Return the full material exactly.

──────── PROVIDED RECORDS

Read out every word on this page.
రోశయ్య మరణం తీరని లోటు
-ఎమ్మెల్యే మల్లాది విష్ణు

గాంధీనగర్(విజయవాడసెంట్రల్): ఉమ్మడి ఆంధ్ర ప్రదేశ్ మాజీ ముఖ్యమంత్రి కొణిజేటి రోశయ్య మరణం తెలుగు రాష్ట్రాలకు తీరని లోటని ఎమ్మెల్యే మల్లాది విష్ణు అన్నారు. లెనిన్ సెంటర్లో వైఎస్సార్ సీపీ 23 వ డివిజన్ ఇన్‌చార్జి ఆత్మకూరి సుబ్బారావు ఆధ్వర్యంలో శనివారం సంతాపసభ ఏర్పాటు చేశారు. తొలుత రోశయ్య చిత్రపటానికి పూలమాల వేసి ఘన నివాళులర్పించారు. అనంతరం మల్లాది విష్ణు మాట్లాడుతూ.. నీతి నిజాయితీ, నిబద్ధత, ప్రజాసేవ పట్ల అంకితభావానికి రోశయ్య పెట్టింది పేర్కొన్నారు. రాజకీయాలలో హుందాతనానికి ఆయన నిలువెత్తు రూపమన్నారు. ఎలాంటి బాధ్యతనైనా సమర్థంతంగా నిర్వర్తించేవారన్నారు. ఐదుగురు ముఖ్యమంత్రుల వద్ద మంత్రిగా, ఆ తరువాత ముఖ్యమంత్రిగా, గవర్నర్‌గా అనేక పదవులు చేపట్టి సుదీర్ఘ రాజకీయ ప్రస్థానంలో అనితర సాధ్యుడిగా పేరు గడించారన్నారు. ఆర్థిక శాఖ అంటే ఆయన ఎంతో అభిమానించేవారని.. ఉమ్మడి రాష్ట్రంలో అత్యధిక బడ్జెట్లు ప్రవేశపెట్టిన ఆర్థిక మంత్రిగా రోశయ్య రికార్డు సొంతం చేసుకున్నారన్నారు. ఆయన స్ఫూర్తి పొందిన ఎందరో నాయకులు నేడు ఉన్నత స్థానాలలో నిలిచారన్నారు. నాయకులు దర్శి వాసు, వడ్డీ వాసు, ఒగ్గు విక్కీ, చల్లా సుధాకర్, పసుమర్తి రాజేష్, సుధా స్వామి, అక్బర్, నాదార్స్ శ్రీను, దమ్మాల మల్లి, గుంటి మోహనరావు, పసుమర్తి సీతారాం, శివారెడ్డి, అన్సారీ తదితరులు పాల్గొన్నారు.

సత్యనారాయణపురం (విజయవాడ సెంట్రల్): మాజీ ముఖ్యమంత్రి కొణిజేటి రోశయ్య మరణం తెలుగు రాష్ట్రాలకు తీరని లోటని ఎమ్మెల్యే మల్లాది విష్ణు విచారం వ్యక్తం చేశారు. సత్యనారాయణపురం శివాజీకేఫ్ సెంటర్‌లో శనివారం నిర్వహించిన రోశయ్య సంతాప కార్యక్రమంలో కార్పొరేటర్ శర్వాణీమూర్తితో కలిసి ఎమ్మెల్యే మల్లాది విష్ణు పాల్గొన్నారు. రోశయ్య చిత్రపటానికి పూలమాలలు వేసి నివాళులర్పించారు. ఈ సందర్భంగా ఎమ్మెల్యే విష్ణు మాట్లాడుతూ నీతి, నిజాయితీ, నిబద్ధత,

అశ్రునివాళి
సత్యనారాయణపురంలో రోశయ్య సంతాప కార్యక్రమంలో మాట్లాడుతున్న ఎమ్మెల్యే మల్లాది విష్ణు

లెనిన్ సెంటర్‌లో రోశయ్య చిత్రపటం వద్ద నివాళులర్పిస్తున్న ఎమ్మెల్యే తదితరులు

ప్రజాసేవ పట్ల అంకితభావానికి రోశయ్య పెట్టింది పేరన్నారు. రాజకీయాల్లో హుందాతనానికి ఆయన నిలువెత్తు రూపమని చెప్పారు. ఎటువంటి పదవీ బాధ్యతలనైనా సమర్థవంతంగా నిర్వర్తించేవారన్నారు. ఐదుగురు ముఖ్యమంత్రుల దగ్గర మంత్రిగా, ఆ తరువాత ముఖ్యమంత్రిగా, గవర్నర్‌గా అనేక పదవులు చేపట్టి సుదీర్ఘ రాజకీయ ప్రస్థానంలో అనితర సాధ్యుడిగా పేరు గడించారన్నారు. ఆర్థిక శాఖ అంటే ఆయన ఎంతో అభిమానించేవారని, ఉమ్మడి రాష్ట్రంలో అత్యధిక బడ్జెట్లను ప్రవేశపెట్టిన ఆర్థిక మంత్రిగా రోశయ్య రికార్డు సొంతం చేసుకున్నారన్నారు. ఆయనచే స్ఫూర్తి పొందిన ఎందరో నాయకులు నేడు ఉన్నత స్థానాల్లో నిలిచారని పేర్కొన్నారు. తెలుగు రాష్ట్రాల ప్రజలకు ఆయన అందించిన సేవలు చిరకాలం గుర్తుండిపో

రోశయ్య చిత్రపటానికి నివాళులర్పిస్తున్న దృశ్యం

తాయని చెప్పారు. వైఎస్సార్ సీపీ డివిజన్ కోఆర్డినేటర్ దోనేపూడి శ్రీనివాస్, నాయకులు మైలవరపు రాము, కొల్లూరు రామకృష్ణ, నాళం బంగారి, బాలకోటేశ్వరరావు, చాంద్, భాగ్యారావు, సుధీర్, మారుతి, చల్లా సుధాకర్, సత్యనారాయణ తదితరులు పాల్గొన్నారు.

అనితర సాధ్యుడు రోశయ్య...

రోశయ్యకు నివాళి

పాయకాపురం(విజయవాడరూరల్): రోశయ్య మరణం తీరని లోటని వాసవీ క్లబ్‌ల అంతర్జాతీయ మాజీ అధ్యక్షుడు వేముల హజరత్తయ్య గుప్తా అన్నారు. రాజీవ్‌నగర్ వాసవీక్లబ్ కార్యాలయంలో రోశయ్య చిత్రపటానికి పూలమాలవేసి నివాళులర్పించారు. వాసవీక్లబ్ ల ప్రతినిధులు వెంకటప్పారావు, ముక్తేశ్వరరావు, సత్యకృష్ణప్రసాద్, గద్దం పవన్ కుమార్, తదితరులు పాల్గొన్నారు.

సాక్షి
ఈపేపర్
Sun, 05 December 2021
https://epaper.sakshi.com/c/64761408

────────────────

## RESPONSE TO THE TASK
Read out every word on this page.
రోశయ్య మరణం తీరని లోటు
-ఎమ్మెల్యే మల్లాది విష్ణు

గాంధీనగర్(విజయవాడసెంట్రల్): ఉమ్మడి ఆంధ్ర ప్రదేశ్ మాజీ ముఖ్యమంత్రి కొణిజేటి రోశయ్య మరణం తెలుగు రాష్ట్రాలకు తీరని లోటని ఎమ్మెల్యే మల్లాది విష్ణు అన్నారు. లెనిన్ సెంటర్లో వైఎస్సార్ సీపీ 23 వ డివిజన్ ఇన్‌చార్జి ఆత్మకూరి సుబ్బారావు ఆధ్వర్యంలో శనివారం సంతాపసభ ఏర్పాటు చేశారు. తొలుత రోశయ్య చిత్రపటానికి పూలమాల వేసి ఘన నివాళులర్పించారు. అనంతరం మల్లాది విష్ణు మాట్లాడుతూ.. నీతి నిజాయితీ, నిబద్ధత, ప్రజాసేవ పట్ల అంకితభావానికి రోశయ్య పెట్టింది పేర్కొన్నారు. రాజకీయాలలో హుందాతనానికి ఆయన నిలువెత్తు రూపమన్నారు. ఎలాంటి బాధ్యతనైనా సమర్థంతంగా నిర్వర్తించేవారన్నారు. ఐదుగురు ముఖ్యమంత్రుల వద్ద మంత్రిగా, ఆ తరువాత ముఖ్యమంత్రిగా, గవర్నర్‌గా అనేక పదవులు చేపట్టి సుదీర్ఘ రాజకీయ ప్రస్థానంలో అనితర సాధ్యుడిగా పేరు గడించారన్నారు. ఆర్థిక శాఖ అంటే ఆయన ఎంతో అభిమానించేవారని.. ఉమ్మడి రాష్ట్రంలో అత్యధిక బడ్జెట్లు ప్రవేశపెట్టిన ఆర్థిక మంత్రిగా రోశయ్య రికార్డు సొంతం చేసుకున్నారన్నారు. ఆయన స్ఫూర్తి పొందిన ఎందరో నాయకులు నేడు ఉన్నత స్థానాలలో నిలిచారన్నారు. నాయకులు దర్శి వాసు, వడ్డీ వాసు, ఒగ్గు విక్కీ, చల్లా సుధాకర్, పసుమర్తి రాజేష్, సుధా స్వామి, అక్బర్, నాదార్స్ శ్రీను, దమ్మాల మల్లి, గుంటి మోహనరావు, పసుమర్తి సీతారాం, శివారెడ్డి, అన్సారీ తదితరులు పాల్గొన్నారు.

సత్యనారాయణపురం (విజయవాడ సెంట్రల్): మాజీ ముఖ్యమంత్రి కొణిజేటి రోశయ్య మరణం తెలుగు రాష్ట్రాలకు తీరని లోటని ఎమ్మెల్యే మల్లాది విష్ణు విచారం వ్యక్తం చేశారు. సత్యనారాయణపురం శివాజీకేఫ్ సెంటర్‌లో శనివారం నిర్వహించిన రోశయ్య సంతాప కార్యక్రమంలో కార్పొరేటర్ శర్వాణీమూర్తితో కలిసి ఎమ్మెల్యే మల్లాది విష్ణు పాల్గొన్నారు. రోశయ్య చిత్రపటానికి పూలమాలలు వేసి నివాళులర్పించారు. ఈ సందర్భంగా ఎమ్మెల్యే విష్ణు మాట్లాడుతూ నీతి, నిజాయితీ, నిబద్ధత,

అశ్రునివాళి
సత్యనారాయణపురంలో రోశయ్య సంతాప కార్యక్రమంలో మాట్లాడుతున్న ఎమ్మెల్యే మల్లాది విష్ణు

లెనిన్ సెంటర్‌లో రోశయ్య చిత్రపటం వద్ద నివాళులర్పిస్తున్న ఎమ్మెల్యే తదితరులు

ప్రజాసేవ పట్ల అంకితభావానికి రోశయ్య పెట్టింది పేరన్నారు. రాజకీయాల్లో హుందాతనానికి ఆయన నిలువెత్తు రూపమని చెప్పారు. ఎటువంటి పదవీ బాధ్యతలనైనా సమర్థవంతంగా నిర్వర్తించేవారన్నారు. ఐదుగురు ముఖ్యమంత్రుల దగ్గర మంత్రిగా, ఆ తరువాత ముఖ్యమంత్రిగా, గవర్నర్‌గా అనేక పదవులు చేపట్టి సుదీర్ఘ రాజకీయ ప్రస్థానంలో అనితర సాధ్యుడిగా పేరు గడించారన్నారు. ఆర్థిక శాఖ అంటే ఆయన ఎంతో అభిమానించేవారని, ఉమ్మడి రాష్ట్రంలో అత్యధిక బడ్జెట్లను ప్రవేశపెట్టిన ఆర్థిక మంత్రిగా రోశయ్య రికార్డు సొంతం చేసుకున్నారన్నారు. ఆయనచే స్ఫూర్తి పొందిన ఎందరో నాయకులు నేడు ఉన్నత స్థానాల్లో నిలిచారని పేర్కొన్నారు. తెలుగు రాష్ట్రాల ప్రజలకు ఆయన అందించిన సేవలు చిరకాలం గుర్తుండిపో

రోశయ్య చిత్రపటానికి నివాళులర్పిస్తున్న దృశ్యం

తాయని చెప్పారు. వైఎస్సార్ సీపీ డివిజన్ కోఆర్డినేటర్ దోనేపూడి శ్రీనివాస్, నాయకులు మైలవరపు రాము, కొల్లూరు రామకృష్ణ, నాళం బంగారి, బాలకోటేశ్వరరావు, చాంద్, భాగ్యారావు, సుధీర్, మారుతి, చల్లా సుధాకర్, సత్యనారాయణ తదితరులు పాల్గొన్నారు.

అనితర సాధ్యుడు రోశయ్య...

రోశయ్యకు నివాళి

పాయకాపురం(విజయవాడరూరల్): రోశయ్య మరణం తీరని లోటని వాసవీ క్లబ్‌ల అంతర్జాతీయ మాజీ అధ్యక్షుడు వేముల హజరత్తయ్య గుప్తా అన్నారు. రాజీవ్‌నగర్ వాసవీక్లబ్ కార్యాలయంలో రోశయ్య చిత్రపటానికి పూలమాలవేసి నివాళులర్పించారు. వాసవీక్లబ్ ల ప్రతినిధులు వెంకటప్పారావు, ముక్తేశ్వరరావు, సత్యకృష్ణప్రసాద్, గద్దం పవన్ కుమార్, తదితరులు పాల్గొన్నారు.

సాక్షి
ఈపేపర్
Sun, 05 December 2021
https://epaper.sakshi.com/c/64761408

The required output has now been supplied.